> [Given request]:
Look through the records that follow. Copy every line containing the word "hojas".

> [Dataset records]:
------------------------------------------------------------

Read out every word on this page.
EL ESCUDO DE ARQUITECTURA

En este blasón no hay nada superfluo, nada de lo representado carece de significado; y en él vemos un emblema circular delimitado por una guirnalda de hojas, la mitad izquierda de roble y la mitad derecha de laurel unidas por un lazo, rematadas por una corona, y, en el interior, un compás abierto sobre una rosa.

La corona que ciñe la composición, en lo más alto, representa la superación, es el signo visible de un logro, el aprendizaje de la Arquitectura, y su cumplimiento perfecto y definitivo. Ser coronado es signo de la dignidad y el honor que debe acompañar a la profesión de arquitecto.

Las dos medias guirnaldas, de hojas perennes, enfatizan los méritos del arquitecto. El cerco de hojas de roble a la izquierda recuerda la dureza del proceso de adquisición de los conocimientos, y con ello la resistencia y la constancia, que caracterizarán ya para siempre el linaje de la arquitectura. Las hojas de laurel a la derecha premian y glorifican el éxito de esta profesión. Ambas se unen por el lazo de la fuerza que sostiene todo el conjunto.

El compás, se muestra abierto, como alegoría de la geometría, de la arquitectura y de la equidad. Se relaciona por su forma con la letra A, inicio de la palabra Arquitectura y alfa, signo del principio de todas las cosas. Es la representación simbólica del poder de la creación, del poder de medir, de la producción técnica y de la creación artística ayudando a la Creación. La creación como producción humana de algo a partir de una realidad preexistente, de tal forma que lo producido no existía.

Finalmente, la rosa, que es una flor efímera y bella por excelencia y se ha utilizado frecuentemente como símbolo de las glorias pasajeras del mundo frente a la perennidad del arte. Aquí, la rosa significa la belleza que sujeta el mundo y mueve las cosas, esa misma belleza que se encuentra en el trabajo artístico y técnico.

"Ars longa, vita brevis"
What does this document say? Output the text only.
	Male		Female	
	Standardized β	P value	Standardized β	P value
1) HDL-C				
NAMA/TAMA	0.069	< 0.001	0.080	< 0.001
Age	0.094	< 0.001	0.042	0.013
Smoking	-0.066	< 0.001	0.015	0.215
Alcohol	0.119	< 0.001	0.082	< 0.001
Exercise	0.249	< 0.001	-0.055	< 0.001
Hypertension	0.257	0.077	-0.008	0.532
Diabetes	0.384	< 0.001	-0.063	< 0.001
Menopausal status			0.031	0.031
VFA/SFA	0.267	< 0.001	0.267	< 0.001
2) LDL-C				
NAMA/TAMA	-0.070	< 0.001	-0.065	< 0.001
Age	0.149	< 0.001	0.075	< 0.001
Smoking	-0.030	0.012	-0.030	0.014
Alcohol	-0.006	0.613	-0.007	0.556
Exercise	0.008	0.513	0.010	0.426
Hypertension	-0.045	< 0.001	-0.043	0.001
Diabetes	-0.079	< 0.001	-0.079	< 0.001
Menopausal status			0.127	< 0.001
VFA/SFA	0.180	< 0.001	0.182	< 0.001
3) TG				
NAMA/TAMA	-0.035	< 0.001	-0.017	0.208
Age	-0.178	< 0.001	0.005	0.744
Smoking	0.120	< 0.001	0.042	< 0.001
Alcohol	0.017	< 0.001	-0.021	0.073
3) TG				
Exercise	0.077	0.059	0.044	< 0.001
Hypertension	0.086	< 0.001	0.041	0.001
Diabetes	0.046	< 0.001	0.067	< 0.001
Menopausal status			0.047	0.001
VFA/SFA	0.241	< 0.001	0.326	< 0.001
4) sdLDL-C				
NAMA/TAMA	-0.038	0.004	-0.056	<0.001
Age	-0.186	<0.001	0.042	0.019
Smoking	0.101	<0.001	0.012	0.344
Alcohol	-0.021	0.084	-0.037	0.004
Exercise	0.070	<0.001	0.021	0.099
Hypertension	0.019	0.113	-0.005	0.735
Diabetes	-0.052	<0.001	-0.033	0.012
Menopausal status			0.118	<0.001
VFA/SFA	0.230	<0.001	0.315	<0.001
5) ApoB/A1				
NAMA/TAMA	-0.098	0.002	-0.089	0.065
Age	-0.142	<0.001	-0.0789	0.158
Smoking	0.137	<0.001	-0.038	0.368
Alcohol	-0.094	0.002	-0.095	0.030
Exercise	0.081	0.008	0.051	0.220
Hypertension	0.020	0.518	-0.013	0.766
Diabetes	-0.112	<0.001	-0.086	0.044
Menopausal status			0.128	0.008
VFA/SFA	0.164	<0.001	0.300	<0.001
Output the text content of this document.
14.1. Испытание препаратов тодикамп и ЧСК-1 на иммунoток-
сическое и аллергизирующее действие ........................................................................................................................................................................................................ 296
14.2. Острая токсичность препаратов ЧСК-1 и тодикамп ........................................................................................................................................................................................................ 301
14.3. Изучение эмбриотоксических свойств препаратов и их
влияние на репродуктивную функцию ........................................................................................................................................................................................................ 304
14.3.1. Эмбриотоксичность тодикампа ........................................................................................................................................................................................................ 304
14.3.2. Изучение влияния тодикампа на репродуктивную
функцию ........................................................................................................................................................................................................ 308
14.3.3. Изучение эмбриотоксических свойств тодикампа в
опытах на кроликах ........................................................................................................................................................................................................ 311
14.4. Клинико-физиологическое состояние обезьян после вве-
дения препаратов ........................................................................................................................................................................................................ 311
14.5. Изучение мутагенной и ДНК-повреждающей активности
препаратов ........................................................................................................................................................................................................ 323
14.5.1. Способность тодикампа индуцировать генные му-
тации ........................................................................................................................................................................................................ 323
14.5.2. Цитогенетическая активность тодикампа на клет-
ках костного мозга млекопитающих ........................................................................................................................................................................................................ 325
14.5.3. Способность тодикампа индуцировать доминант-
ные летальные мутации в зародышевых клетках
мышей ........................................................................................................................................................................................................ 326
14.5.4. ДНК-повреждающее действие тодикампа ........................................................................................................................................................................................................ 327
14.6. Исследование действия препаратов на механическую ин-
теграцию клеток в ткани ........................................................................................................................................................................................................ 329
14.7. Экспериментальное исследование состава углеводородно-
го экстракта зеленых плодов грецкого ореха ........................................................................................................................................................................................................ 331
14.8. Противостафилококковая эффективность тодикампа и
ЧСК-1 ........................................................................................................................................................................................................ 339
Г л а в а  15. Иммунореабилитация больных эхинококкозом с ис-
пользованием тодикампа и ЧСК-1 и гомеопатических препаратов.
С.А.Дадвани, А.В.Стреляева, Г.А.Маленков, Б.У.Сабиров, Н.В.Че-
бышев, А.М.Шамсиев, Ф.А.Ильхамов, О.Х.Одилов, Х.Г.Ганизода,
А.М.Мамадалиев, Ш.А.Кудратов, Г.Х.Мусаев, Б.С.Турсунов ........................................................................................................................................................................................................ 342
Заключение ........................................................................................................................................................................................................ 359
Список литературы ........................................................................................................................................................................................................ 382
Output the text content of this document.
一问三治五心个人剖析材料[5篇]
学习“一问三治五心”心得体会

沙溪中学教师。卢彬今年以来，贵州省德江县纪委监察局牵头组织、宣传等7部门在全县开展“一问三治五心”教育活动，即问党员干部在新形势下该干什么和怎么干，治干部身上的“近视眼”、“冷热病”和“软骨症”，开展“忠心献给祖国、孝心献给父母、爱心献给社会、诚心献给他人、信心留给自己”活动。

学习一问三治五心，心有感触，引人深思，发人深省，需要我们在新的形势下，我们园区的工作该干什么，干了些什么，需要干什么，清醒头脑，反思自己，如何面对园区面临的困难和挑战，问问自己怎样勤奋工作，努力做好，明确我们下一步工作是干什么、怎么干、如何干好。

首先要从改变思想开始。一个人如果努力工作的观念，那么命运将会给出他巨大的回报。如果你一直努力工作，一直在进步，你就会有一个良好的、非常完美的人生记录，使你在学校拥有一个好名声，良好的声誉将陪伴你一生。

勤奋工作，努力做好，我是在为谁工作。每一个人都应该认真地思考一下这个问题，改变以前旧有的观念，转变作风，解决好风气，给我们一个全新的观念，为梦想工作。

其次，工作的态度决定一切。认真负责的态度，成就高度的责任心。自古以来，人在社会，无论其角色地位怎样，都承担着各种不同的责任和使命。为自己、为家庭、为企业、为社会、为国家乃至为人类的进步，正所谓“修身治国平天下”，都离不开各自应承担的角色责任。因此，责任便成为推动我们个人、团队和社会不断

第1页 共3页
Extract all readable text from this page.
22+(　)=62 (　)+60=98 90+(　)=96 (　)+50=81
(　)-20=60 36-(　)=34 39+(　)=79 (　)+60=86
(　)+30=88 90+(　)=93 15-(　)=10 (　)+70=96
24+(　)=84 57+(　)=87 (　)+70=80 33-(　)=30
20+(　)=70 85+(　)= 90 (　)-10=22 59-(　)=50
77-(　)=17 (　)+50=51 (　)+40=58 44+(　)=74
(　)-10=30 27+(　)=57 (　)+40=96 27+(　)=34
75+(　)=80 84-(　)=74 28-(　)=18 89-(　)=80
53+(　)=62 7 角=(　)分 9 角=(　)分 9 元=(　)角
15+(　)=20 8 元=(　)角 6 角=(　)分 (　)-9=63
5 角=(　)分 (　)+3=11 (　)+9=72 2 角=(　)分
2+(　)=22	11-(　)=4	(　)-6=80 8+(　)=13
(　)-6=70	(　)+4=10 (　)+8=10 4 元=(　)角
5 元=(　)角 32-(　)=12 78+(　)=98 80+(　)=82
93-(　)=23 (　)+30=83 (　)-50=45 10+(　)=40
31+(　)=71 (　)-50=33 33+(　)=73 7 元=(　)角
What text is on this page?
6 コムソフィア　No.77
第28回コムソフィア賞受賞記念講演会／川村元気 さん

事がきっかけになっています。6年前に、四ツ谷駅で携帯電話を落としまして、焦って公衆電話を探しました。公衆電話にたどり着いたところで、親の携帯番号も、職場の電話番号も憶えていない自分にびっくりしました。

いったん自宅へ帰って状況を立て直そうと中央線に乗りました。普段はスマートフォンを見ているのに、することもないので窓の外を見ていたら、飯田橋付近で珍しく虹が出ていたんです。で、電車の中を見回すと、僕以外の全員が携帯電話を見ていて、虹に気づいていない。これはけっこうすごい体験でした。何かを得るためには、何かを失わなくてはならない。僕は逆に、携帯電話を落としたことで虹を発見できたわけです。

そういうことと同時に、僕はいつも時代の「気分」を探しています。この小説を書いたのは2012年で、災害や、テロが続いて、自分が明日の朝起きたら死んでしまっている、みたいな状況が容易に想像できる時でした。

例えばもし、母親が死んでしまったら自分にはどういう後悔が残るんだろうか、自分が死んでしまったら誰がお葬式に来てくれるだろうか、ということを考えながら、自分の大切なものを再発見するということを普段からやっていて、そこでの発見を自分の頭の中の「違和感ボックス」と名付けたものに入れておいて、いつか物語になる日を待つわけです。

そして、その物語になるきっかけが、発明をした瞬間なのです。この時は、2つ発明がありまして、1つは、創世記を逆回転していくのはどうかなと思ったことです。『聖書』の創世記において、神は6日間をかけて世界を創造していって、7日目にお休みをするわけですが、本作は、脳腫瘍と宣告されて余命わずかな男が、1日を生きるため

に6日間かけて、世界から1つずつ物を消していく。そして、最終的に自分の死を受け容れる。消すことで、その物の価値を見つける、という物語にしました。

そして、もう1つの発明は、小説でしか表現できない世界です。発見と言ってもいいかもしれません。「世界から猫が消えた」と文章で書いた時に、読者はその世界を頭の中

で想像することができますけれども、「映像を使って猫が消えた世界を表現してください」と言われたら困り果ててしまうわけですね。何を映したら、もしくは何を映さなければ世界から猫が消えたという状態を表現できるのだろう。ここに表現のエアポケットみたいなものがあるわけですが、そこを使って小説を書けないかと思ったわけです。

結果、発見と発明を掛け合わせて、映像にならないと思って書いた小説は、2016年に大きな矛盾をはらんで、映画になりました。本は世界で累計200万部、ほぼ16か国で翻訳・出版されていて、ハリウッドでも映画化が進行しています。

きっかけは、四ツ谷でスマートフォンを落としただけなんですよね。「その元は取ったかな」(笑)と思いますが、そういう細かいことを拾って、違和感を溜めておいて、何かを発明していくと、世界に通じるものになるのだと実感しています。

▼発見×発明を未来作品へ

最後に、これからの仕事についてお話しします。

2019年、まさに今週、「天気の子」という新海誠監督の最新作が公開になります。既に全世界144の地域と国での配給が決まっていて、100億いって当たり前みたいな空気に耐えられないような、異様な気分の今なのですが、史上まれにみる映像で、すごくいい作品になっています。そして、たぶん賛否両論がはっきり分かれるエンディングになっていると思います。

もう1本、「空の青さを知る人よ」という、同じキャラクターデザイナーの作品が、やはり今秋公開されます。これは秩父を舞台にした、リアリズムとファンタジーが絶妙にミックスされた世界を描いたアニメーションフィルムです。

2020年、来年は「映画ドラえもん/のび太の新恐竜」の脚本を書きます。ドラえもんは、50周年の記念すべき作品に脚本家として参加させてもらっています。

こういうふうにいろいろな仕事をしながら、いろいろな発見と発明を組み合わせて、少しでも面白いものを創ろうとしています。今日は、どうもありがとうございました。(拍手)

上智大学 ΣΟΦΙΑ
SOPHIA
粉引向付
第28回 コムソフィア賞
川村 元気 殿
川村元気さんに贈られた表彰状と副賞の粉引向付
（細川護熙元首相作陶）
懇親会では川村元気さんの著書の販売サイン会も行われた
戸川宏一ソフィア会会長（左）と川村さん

------------------------------------------------------------

> [Final result]:
En este blasón no hay nada superfluo, nada de lo representado carece de significado; y en él vemos un emblema circular delimitado por una guirnalda de hojas, la mitad izquierda de roble y la mitad derecha de laurel unidas por un lazo, rematadas por una corona, y, en el interior, un compás abierto sobre una rosa.
Las dos medias guirnaldas, de hojas perennes, enfatizan los méritos del arquitecto. El cerco de hojas de roble a la izquierda recuerda la dureza del proceso de adquisición de los conocimientos, y con ello la resistencia y la constancia, que caracterizarán ya para siempre el linaje de la arquitectura. Las hojas de laurel a la derecha premian y glorifican el éxito de esta profesión. Ambas se unen por el lazo de la fuerza que sostiene todo el conjunto.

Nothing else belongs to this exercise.